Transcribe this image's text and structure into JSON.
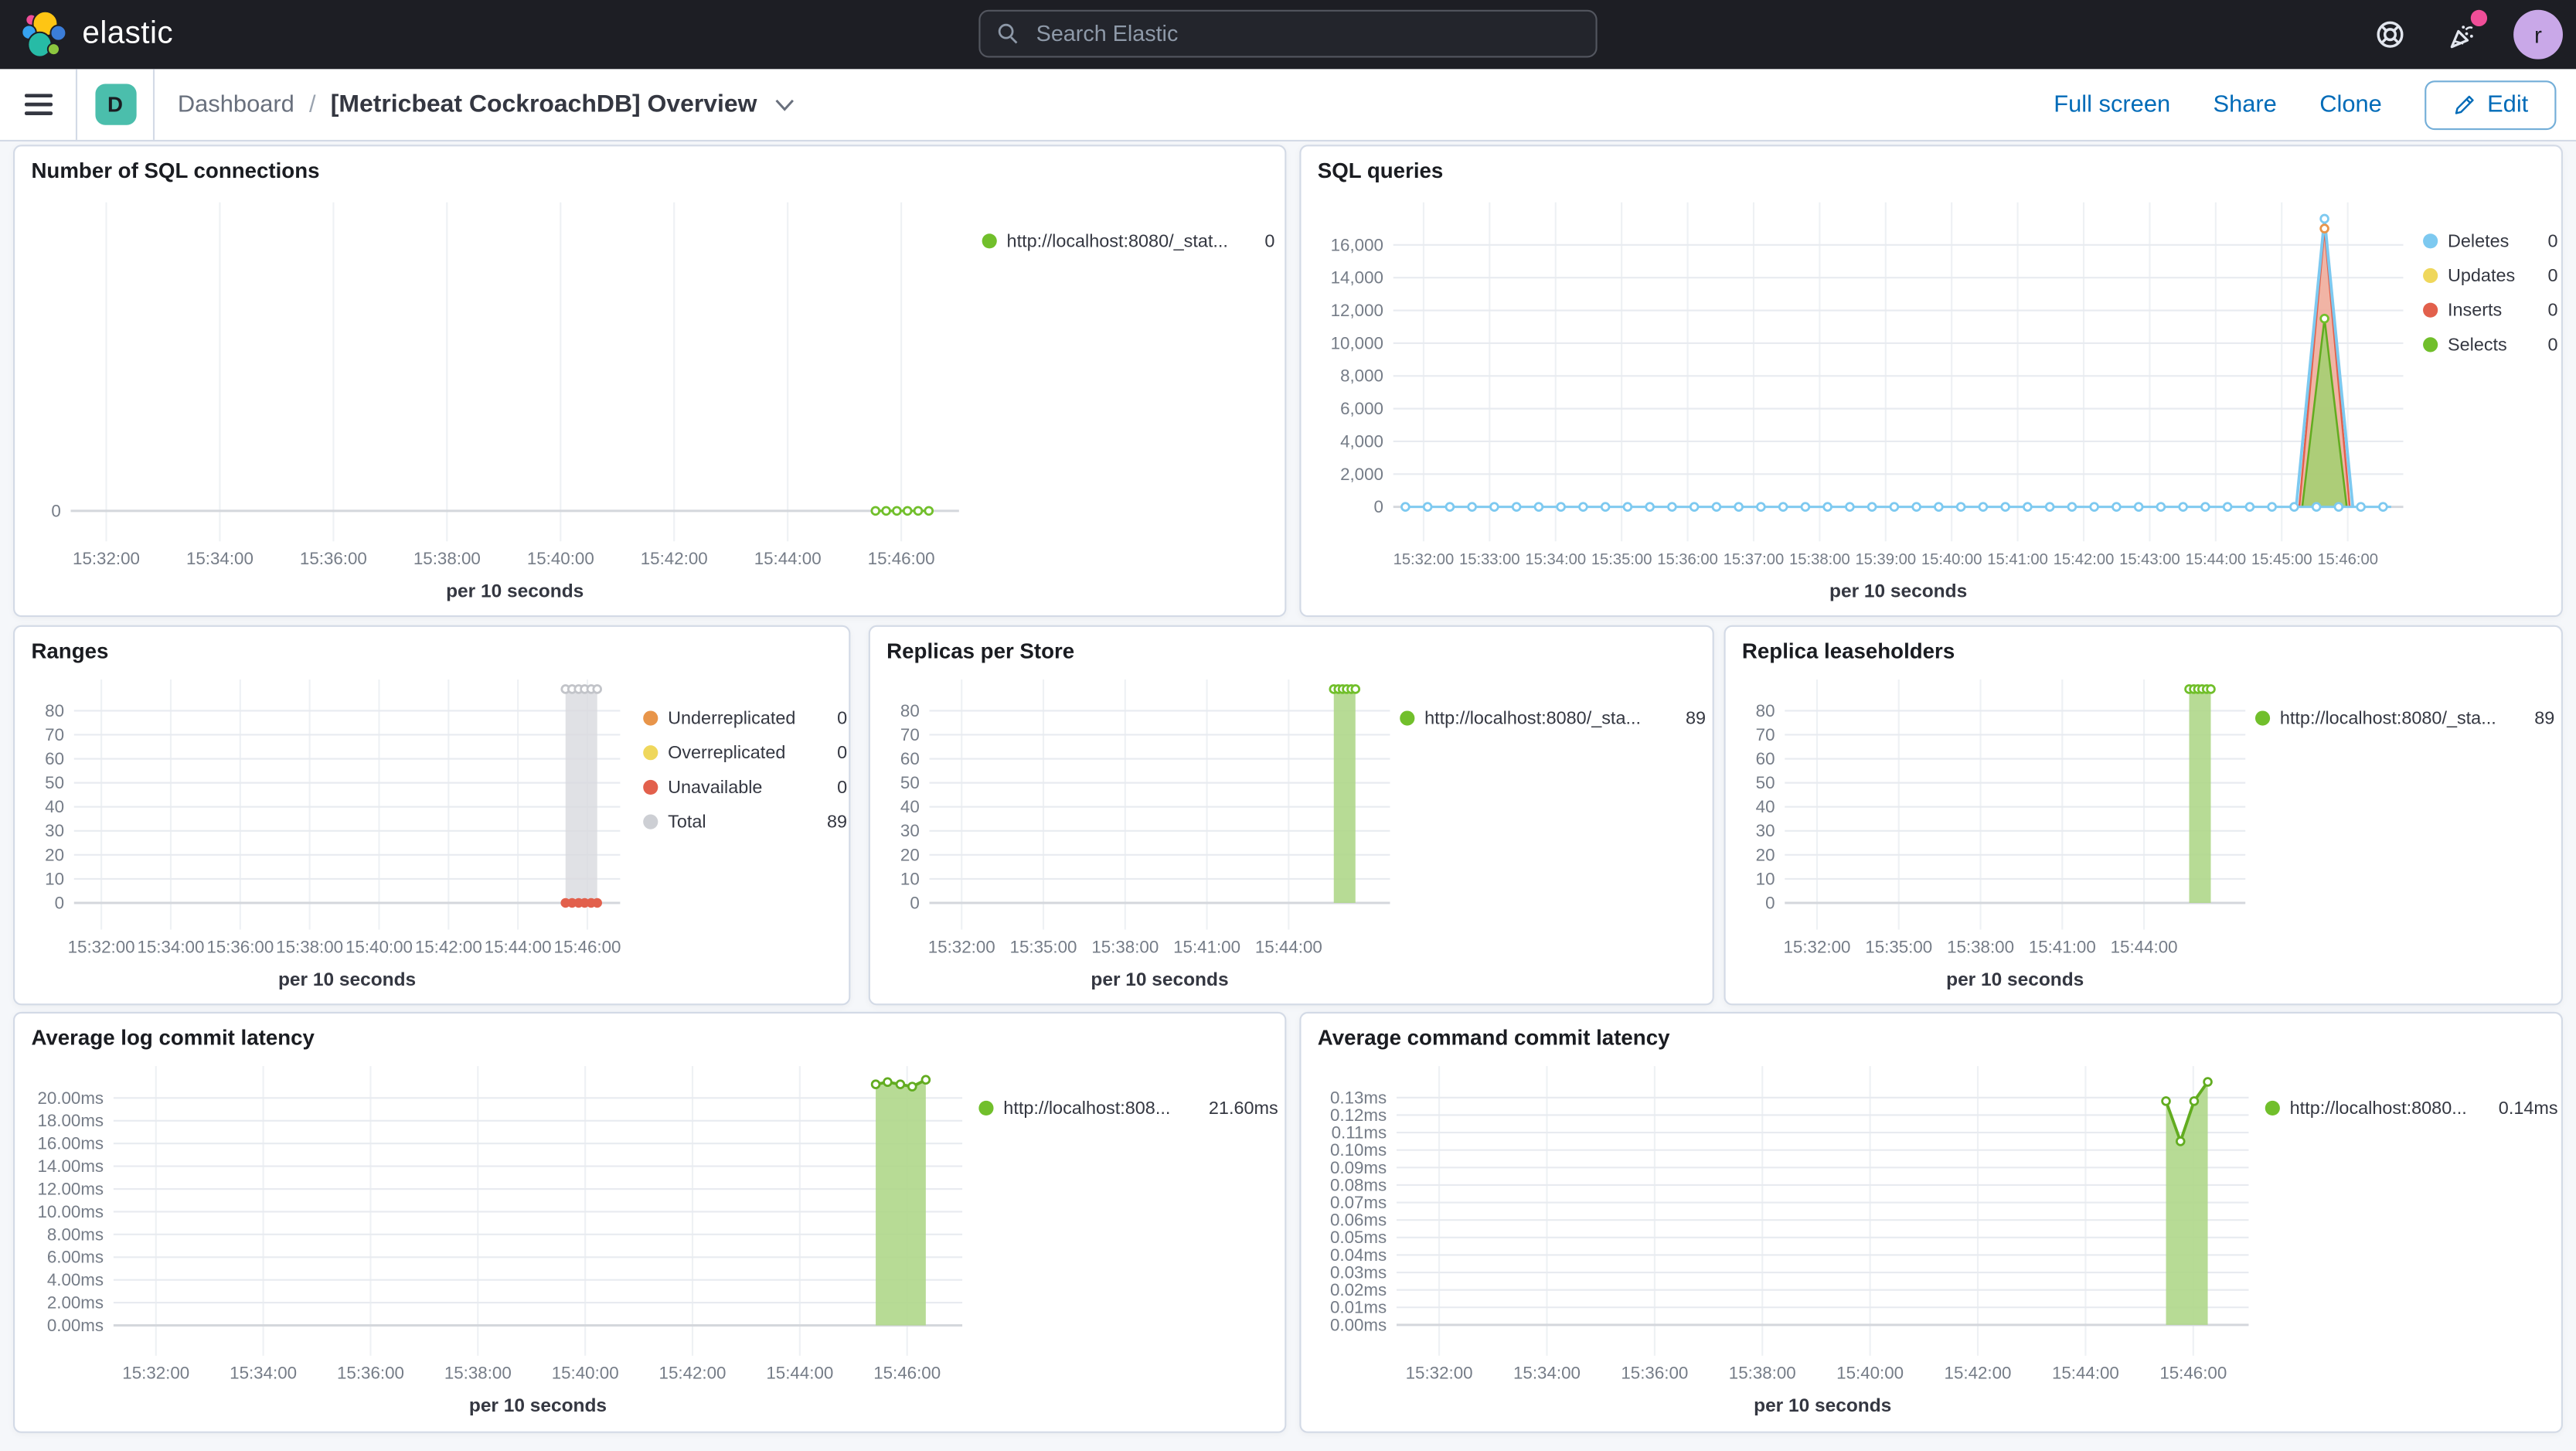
{
  "header": {
    "brand": "elastic",
    "search_placeholder": "Search Elastic",
    "avatar_initial": "r"
  },
  "navbar": {
    "space_initial": "D",
    "breadcrumb_root": "Dashboard",
    "breadcrumb_separator": "/",
    "breadcrumb_current": "[Metricbeat CockroachDB] Overview",
    "actions": {
      "full_screen": "Full screen",
      "share": "Share",
      "clone": "Clone",
      "edit": "Edit"
    }
  },
  "colors": {
    "green_dot": "#71BF2B",
    "green_line": "#62AC20",
    "green_fill": "#AFD78A",
    "blue": "#7DC9F0",
    "yellow": "#EFD75C",
    "red": "#E2604C",
    "orange": "#E8954A",
    "gray_dot": "#CDCFD4",
    "gray_fill": "#D8DADE",
    "accent_blue": "#006BB8",
    "pink": "#F04E98",
    "teal": "#4BBEAC"
  },
  "chart_data": {
    "conn": {
      "type": "line",
      "title": "Number of SQL connections",
      "x_title": "per 10 seconds",
      "y_ticks": [
        {
          "v": 0,
          "l": "0"
        }
      ],
      "x_ticks": [
        "15:32:00",
        "15:34:00",
        "15:36:00",
        "15:38:00",
        "15:40:00",
        "15:42:00",
        "15:44:00",
        "15:46:00"
      ],
      "legend": [
        {
          "label": "http://localhost:8080/_stat...",
          "value": "0",
          "color": "#71BF2B"
        }
      ],
      "series": [
        {
          "type": "line",
          "color": "#71BF2B",
          "width": 1.5,
          "points": [
            [
              0.906,
              0
            ],
            [
              0.918,
              0
            ],
            [
              0.93,
              0
            ],
            [
              0.942,
              0
            ],
            [
              0.954,
              0
            ],
            [
              0.966,
              0
            ]
          ],
          "markers": "open"
        }
      ]
    },
    "queries": {
      "type": "area",
      "title": "SQL queries",
      "x_title": "per 10 seconds",
      "y_ticks": [
        {
          "v": 0,
          "l": "0"
        },
        {
          "v": 2000,
          "l": "2,000"
        },
        {
          "v": 4000,
          "l": "4,000"
        },
        {
          "v": 6000,
          "l": "6,000"
        },
        {
          "v": 8000,
          "l": "8,000"
        },
        {
          "v": 10000,
          "l": "10,000"
        },
        {
          "v": 12000,
          "l": "12,000"
        },
        {
          "v": 14000,
          "l": "14,000"
        },
        {
          "v": 16000,
          "l": "16,000"
        }
      ],
      "x_ticks": [
        "15:32:00",
        "15:33:00",
        "15:34:00",
        "15:35:00",
        "15:36:00",
        "15:37:00",
        "15:38:00",
        "15:39:00",
        "15:40:00",
        "15:41:00",
        "15:42:00",
        "15:43:00",
        "15:44:00",
        "15:45:00",
        "15:46:00"
      ],
      "legend": [
        {
          "label": "Deletes",
          "value": "0",
          "color": "#7DC9F0"
        },
        {
          "label": "Updates",
          "value": "0",
          "color": "#EFD75C"
        },
        {
          "label": "Inserts",
          "value": "0",
          "color": "#E2604C"
        },
        {
          "label": "Selects",
          "value": "0",
          "color": "#71BF2B"
        }
      ],
      "series": [
        {
          "type": "area",
          "color": "#E2604C",
          "fill": "#EFA795",
          "opacity": 0.85,
          "width": 1.2,
          "points": [
            [
              0.897,
              0
            ],
            [
              0.922,
              17000
            ],
            [
              0.947,
              0
            ]
          ]
        },
        {
          "type": "area",
          "color": "#62AC20",
          "fill": "#A5CF73",
          "opacity": 0.9,
          "width": 1.2,
          "points": [
            [
              0.9,
              0
            ],
            [
              0.922,
              11500
            ],
            [
              0.944,
              0
            ]
          ]
        },
        {
          "type": "line",
          "color": "#7DC9F0",
          "width": 1.8,
          "points": [
            [
              0.894,
              0
            ],
            [
              0.922,
              17600
            ],
            [
              0.95,
              0
            ]
          ]
        },
        {
          "type": "linemarkers",
          "color": "#7DC9F0",
          "width": 1.3,
          "y": 0,
          "from": 0.012,
          "to": 0.988,
          "step": 0.022
        },
        {
          "type": "markers",
          "style": "open",
          "color": "#E8954A",
          "points": [
            [
              0.922,
              17000
            ]
          ]
        },
        {
          "type": "markers",
          "style": "open",
          "color": "#7DC9F0",
          "points": [
            [
              0.922,
              17600
            ]
          ]
        },
        {
          "type": "markers",
          "style": "open",
          "color": "#71BF2B",
          "points": [
            [
              0.922,
              11500
            ]
          ]
        }
      ]
    },
    "ranges": {
      "type": "area",
      "title": "Ranges",
      "x_title": "per 10 seconds",
      "y_ticks": [
        {
          "v": 0,
          "l": "0"
        },
        {
          "v": 10,
          "l": "10"
        },
        {
          "v": 20,
          "l": "20"
        },
        {
          "v": 30,
          "l": "30"
        },
        {
          "v": 40,
          "l": "40"
        },
        {
          "v": 50,
          "l": "50"
        },
        {
          "v": 60,
          "l": "60"
        },
        {
          "v": 70,
          "l": "70"
        },
        {
          "v": 80,
          "l": "80"
        }
      ],
      "x_ticks": [
        "15:32:00",
        "15:34:00",
        "15:36:00",
        "15:38:00",
        "15:40:00",
        "15:42:00",
        "15:44:00",
        "15:46:00"
      ],
      "legend": [
        {
          "label": "Underreplicated",
          "value": "0",
          "color": "#E8954A"
        },
        {
          "label": "Overreplicated",
          "value": "0",
          "color": "#EFD75C"
        },
        {
          "label": "Unavailable",
          "value": "0",
          "color": "#E2604C"
        },
        {
          "label": "Total",
          "value": "89",
          "color": "#CDCFD4"
        }
      ],
      "series": [
        {
          "type": "area",
          "color": "#C9CBD0",
          "fill": "#D8DADE",
          "opacity": 0.8,
          "width": 1,
          "points": [
            [
              0.9,
              89
            ],
            [
              0.958,
              89
            ]
          ]
        },
        {
          "type": "markers",
          "style": "open",
          "color": "#C2C4C9",
          "points": [
            [
              0.9,
              89
            ],
            [
              0.912,
              89
            ],
            [
              0.924,
              89
            ],
            [
              0.935,
              89
            ],
            [
              0.947,
              89
            ],
            [
              0.958,
              89
            ]
          ]
        },
        {
          "type": "markers",
          "style": "filled",
          "color": "#E2604C",
          "points": [
            [
              0.9,
              0
            ],
            [
              0.912,
              0
            ],
            [
              0.924,
              0
            ],
            [
              0.935,
              0
            ],
            [
              0.947,
              0
            ],
            [
              0.958,
              0
            ]
          ]
        }
      ]
    },
    "replicas": {
      "type": "area",
      "title": "Replicas per Store",
      "x_title": "per 10 seconds",
      "y_ticks": [
        {
          "v": 0,
          "l": "0"
        },
        {
          "v": 10,
          "l": "10"
        },
        {
          "v": 20,
          "l": "20"
        },
        {
          "v": 30,
          "l": "30"
        },
        {
          "v": 40,
          "l": "40"
        },
        {
          "v": 50,
          "l": "50"
        },
        {
          "v": 60,
          "l": "60"
        },
        {
          "v": 70,
          "l": "70"
        },
        {
          "v": 80,
          "l": "80"
        }
      ],
      "x_ticks": [
        "15:32:00",
        "15:35:00",
        "15:38:00",
        "15:41:00",
        "15:44:00"
      ],
      "legend": [
        {
          "label": "http://localhost:8080/_sta...",
          "value": "89",
          "color": "#71BF2B"
        }
      ],
      "series": [
        {
          "type": "area",
          "color": "#8CC35A",
          "fill": "#AFD78A",
          "opacity": 0.9,
          "width": 1,
          "points": [
            [
              0.878,
              89
            ],
            [
              0.925,
              89
            ]
          ]
        },
        {
          "type": "markers",
          "style": "open",
          "color": "#71BF2B",
          "points": [
            [
              0.878,
              89
            ],
            [
              0.888,
              89
            ],
            [
              0.897,
              89
            ],
            [
              0.906,
              89
            ],
            [
              0.916,
              89
            ],
            [
              0.925,
              89
            ]
          ]
        }
      ]
    },
    "leaseholders": {
      "type": "area",
      "title": "Replica leaseholders",
      "x_title": "per 10 seconds",
      "y_ticks": [
        {
          "v": 0,
          "l": "0"
        },
        {
          "v": 10,
          "l": "10"
        },
        {
          "v": 20,
          "l": "20"
        },
        {
          "v": 30,
          "l": "30"
        },
        {
          "v": 40,
          "l": "40"
        },
        {
          "v": 50,
          "l": "50"
        },
        {
          "v": 60,
          "l": "60"
        },
        {
          "v": 70,
          "l": "70"
        },
        {
          "v": 80,
          "l": "80"
        }
      ],
      "x_ticks": [
        "15:32:00",
        "15:35:00",
        "15:38:00",
        "15:41:00",
        "15:44:00"
      ],
      "legend": [
        {
          "label": "http://localhost:8080/_sta...",
          "value": "89",
          "color": "#71BF2B"
        }
      ],
      "series": [
        {
          "type": "area",
          "color": "#8CC35A",
          "fill": "#AFD78A",
          "opacity": 0.9,
          "width": 1,
          "points": [
            [
              0.878,
              89
            ],
            [
              0.925,
              89
            ]
          ]
        },
        {
          "type": "markers",
          "style": "open",
          "color": "#71BF2B",
          "points": [
            [
              0.878,
              89
            ],
            [
              0.888,
              89
            ],
            [
              0.897,
              89
            ],
            [
              0.906,
              89
            ],
            [
              0.916,
              89
            ],
            [
              0.925,
              89
            ]
          ]
        }
      ]
    },
    "loglat": {
      "type": "area",
      "title": "Average log commit latency",
      "x_title": "per 10 seconds",
      "y_ticks": [
        {
          "v": 0,
          "l": "0.00ms"
        },
        {
          "v": 2,
          "l": "2.00ms"
        },
        {
          "v": 4,
          "l": "4.00ms"
        },
        {
          "v": 6,
          "l": "6.00ms"
        },
        {
          "v": 8,
          "l": "8.00ms"
        },
        {
          "v": 10,
          "l": "10.00ms"
        },
        {
          "v": 12,
          "l": "12.00ms"
        },
        {
          "v": 14,
          "l": "14.00ms"
        },
        {
          "v": 16,
          "l": "16.00ms"
        },
        {
          "v": 18,
          "l": "18.00ms"
        },
        {
          "v": 20,
          "l": "20.00ms"
        }
      ],
      "x_ticks": [
        "15:32:00",
        "15:34:00",
        "15:36:00",
        "15:38:00",
        "15:40:00",
        "15:42:00",
        "15:44:00",
        "15:46:00"
      ],
      "legend": [
        {
          "label": "http://localhost:808...",
          "value": "21.60ms",
          "color": "#71BF2B"
        }
      ],
      "series": [
        {
          "type": "area",
          "color": "#62AC20",
          "fill": "#AFD78A",
          "opacity": 0.9,
          "width": 1.8,
          "points": [
            [
              0.898,
              21.2
            ],
            [
              0.912,
              21.4
            ],
            [
              0.927,
              21.2
            ],
            [
              0.941,
              21.0
            ],
            [
              0.957,
              21.6
            ]
          ],
          "markers": "open"
        }
      ]
    },
    "cmdlat": {
      "type": "area",
      "title": "Average command commit latency",
      "x_title": "per 10 seconds",
      "y_ticks": [
        {
          "v": 0,
          "l": "0.00ms"
        },
        {
          "v": 0.01,
          "l": "0.01ms"
        },
        {
          "v": 0.02,
          "l": "0.02ms"
        },
        {
          "v": 0.03,
          "l": "0.03ms"
        },
        {
          "v": 0.04,
          "l": "0.04ms"
        },
        {
          "v": 0.05,
          "l": "0.05ms"
        },
        {
          "v": 0.06,
          "l": "0.06ms"
        },
        {
          "v": 0.07,
          "l": "0.07ms"
        },
        {
          "v": 0.08,
          "l": "0.08ms"
        },
        {
          "v": 0.09,
          "l": "0.09ms"
        },
        {
          "v": 0.1,
          "l": "0.10ms"
        },
        {
          "v": 0.11,
          "l": "0.11ms"
        },
        {
          "v": 0.12,
          "l": "0.12ms"
        },
        {
          "v": 0.13,
          "l": "0.13ms"
        }
      ],
      "x_ticks": [
        "15:32:00",
        "15:34:00",
        "15:36:00",
        "15:38:00",
        "15:40:00",
        "15:42:00",
        "15:44:00",
        "15:46:00"
      ],
      "legend": [
        {
          "label": "http://localhost:8080...",
          "value": "0.14ms",
          "color": "#71BF2B"
        }
      ],
      "series": [
        {
          "type": "area",
          "color": "#62AC20",
          "fill": "#AFD78A",
          "opacity": 0.9,
          "width": 1.8,
          "points": [
            [
              0.903,
              0.128
            ],
            [
              0.92,
              0.105
            ],
            [
              0.936,
              0.128
            ],
            [
              0.952,
              0.139
            ]
          ],
          "markers": "open"
        }
      ]
    }
  }
}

#### [Your task]
Which lines hold the word "leaseholders"? Return all of them from the records above.

#### [Exercise answer]
    "leaseholders": {
      "title": "Replica leaseholders",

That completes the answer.